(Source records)
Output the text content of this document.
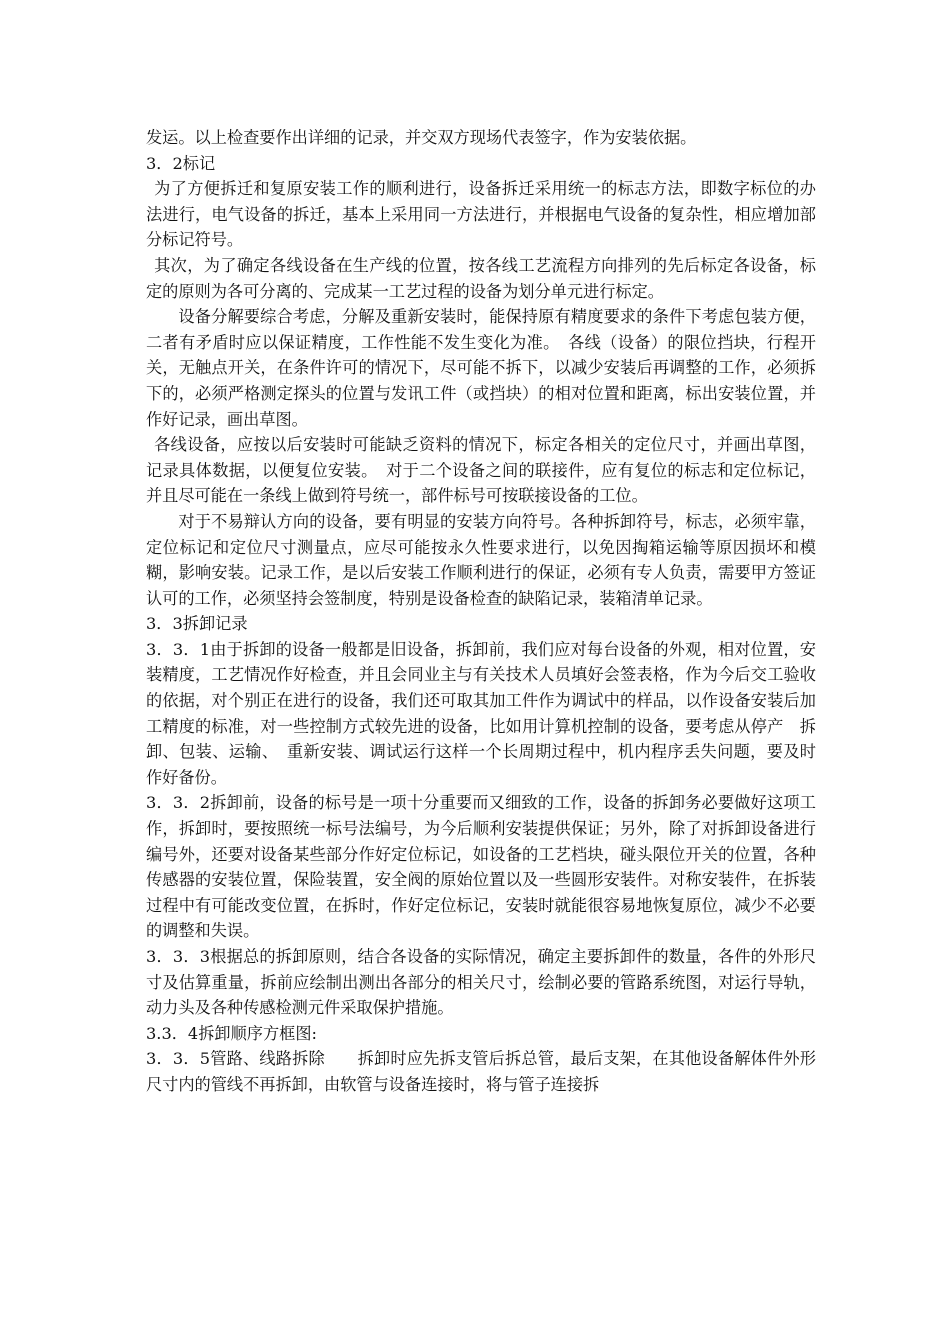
发运。以上检查要作出详细的记录，并交双方现场代表签字，作为安装依据。

3．2标记

为了方便拆迁和复原安装工作的顺利进行，设备拆迁采用统一的标志方法，即数字标位的办法进行，电气设备的拆迁，基本上采用同一方法进行，并根据电气设备的复杂性，相应增加部分标记符号。

其次，为了确定各线设备在生产线的位置，按各线工艺流程方向排列的先后标定各设备，标定的原则为各可分离的、完成某一工艺过程的设备为划分单元进行标定。

设备分解要综合考虑，分解及重新安装时，能保持原有精度要求的条件下考虑包装方便，二者有矛盾时应以保证精度，工作性能不发生变化为准。　各线（设备）的限位挡块，行程开关，无触点开关，在条件许可的情况下，尽可能不拆下，以减少安装后再调整的工作，必须拆下的，必须严格测定探头的位置与发讯工件（或挡块）的相对位置和距离，标出安装位置，并作好记录，画出草图。

各线设备，应按以后安装时可能缺乏资料的情况下，标定各相关的定位尺寸，并画出草图，记录具体数据，以便复位安装。　对于二个设备之间的联接件，应有复位的标志和定位标记，并且尽可能在一条线上做到符号统一，部件标号可按联接设备的工位。

对于不易辩认方向的设备，要有明显的安装方向符号。各种拆卸符号，标志，必须牢靠，定位标记和定位尺寸测量点，应尽可能按永久性要求进行，以免因掏箱运输等原因损坏和模糊，影响安装。记录工作，是以后安装工作顺利进行的保证，必须有专人负责，需要甲方签证认可的工作，必须坚持会签制度，特别是设备检查的缺陷记录，装箱清单记录。

3．3拆卸记录

3．3．1由于拆卸的设备一般都是旧设备，拆卸前，我们应对每台设备的外观，相对位置，安装精度，工艺情况作好检查，并且会同业主与有关技术人员填好会签表格，作为今后交工验收的依据，对个别正在进行的设备，我们还可取其加工件作为调试中的样品，以作设备安装后加工精度的标准，对一些控制方式较先进的设备，比如用计算机控制的设备，要考虑从停产　拆卸、包装、运输、　重新安装、调试运行这样一个长周期过程中，机内程序丢失问题，要及时作好备份。

3．3．2拆卸前，设备的标号是一项十分重要而又细致的工作，设备的拆卸务必要做好这项工作，拆卸时，要按照统一标号法编号，为今后顺利安装提供保证；另外，除了对拆卸设备进行编号外，还要对设备某些部分作好定位标记，如设备的工艺档块，碰头限位开关的位置，各种传感器的安装位置，保险装置，安全阀的原始位置以及一些圆形安装件。对称安装件，在拆装过程中有可能改变位置，在拆时，作好定位标记，安装时就能很容易地恢复原位，减少不必要的调整和失误。

3．3．3根据总的拆卸原则，结合各设备的实际情况，确定主要拆卸件的数量，各件的外形尺寸及估算重量，拆前应绘制出测出各部分的相关尺寸，绘制必要的管路系统图，对运行导轨，动力头及各种传感检测元件采取保护措施。

3.3．4拆卸顺序方框图:

3．3．5管路、线路拆除　　拆卸时应先拆支管后拆总管，最后支架，在其他设备解体件外形尺寸内的管线不再拆卸，由软管与设备连接时，将与管子连接拆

**Problem details**.
Quote the data above in full and without alteration; skip the pictures.

**Solved problem**.
Output the text content of this document.
发运。以上检查要作出详细的记录，并交双方现场代表签字，作为安装依据。

3．2标记

为了方便拆迁和复原安装工作的顺利进行，设备拆迁采用统一的标志方法，即数字标位的办法进行，电气设备的拆迁，基本上采用同一方法进行，并根据电气设备的复杂性，相应增加部分标记符号。

其次，为了确定各线设备在生产线的位置，按各线工艺流程方向排列的先后标定各设备，标定的原则为各可分离的、完成某一工艺过程的设备为划分单元进行标定。

设备分解要综合考虑，分解及重新安装时，能保持原有精度要求的条件下考虑包装方便，二者有矛盾时应以保证精度，工作性能不发生变化为准。　各线（设备）的限位挡块，行程开关，无触点开关，在条件许可的情况下，尽可能不拆下，以减少安装后再调整的工作，必须拆下的，必须严格测定探头的位置与发讯工件（或挡块）的相对位置和距离，标出安装位置，并作好记录，画出草图。

各线设备，应按以后安装时可能缺乏资料的情况下，标定各相关的定位尺寸，并画出草图，记录具体数据，以便复位安装。　对于二个设备之间的联接件，应有复位的标志和定位标记，并且尽可能在一条线上做到符号统一，部件标号可按联接设备的工位。

对于不易辩认方向的设备，要有明显的安装方向符号。各种拆卸符号，标志，必须牢靠，定位标记和定位尺寸测量点，应尽可能按永久性要求进行，以免因掏箱运输等原因损坏和模糊，影响安装。记录工作，是以后安装工作顺利进行的保证，必须有专人负责，需要甲方签证认可的工作，必须坚持会签制度，特别是设备检查的缺陷记录，装箱清单记录。

3．3拆卸记录

3．3．1由于拆卸的设备一般都是旧设备，拆卸前，我们应对每台设备的外观，相对位置，安装精度，工艺情况作好检查，并且会同业主与有关技术人员填好会签表格，作为今后交工验收的依据，对个别正在进行的设备，我们还可取其加工件作为调试中的样品，以作设备安装后加工精度的标准，对一些控制方式较先进的设备，比如用计算机控制的设备，要考虑从停产　拆卸、包装、运输、　重新安装、调试运行这样一个长周期过程中，机内程序丢失问题，要及时作好备份。

3．3．2拆卸前，设备的标号是一项十分重要而又细致的工作，设备的拆卸务必要做好这项工作，拆卸时，要按照统一标号法编号，为今后顺利安装提供保证；另外，除了对拆卸设备进行编号外，还要对设备某些部分作好定位标记，如设备的工艺档块，碰头限位开关的位置，各种传感器的安装位置，保险装置，安全阀的原始位置以及一些圆形安装件。对称安装件，在拆装过程中有可能改变位置，在拆时，作好定位标记，安装时就能很容易地恢复原位，减少不必要的调整和失误。

3．3．3根据总的拆卸原则，结合各设备的实际情况，确定主要拆卸件的数量，各件的外形尺寸及估算重量，拆前应绘制出测出各部分的相关尺寸，绘制必要的管路系统图，对运行导轨，动力头及各种传感检测元件采取保护措施。

3.3．4拆卸顺序方框图:

3．3．5管路、线路拆除　　拆卸时应先拆支管后拆总管，最后支架，在其他设备解体件外形尺寸内的管线不再拆卸，由软管与设备连接时，将与管子连接拆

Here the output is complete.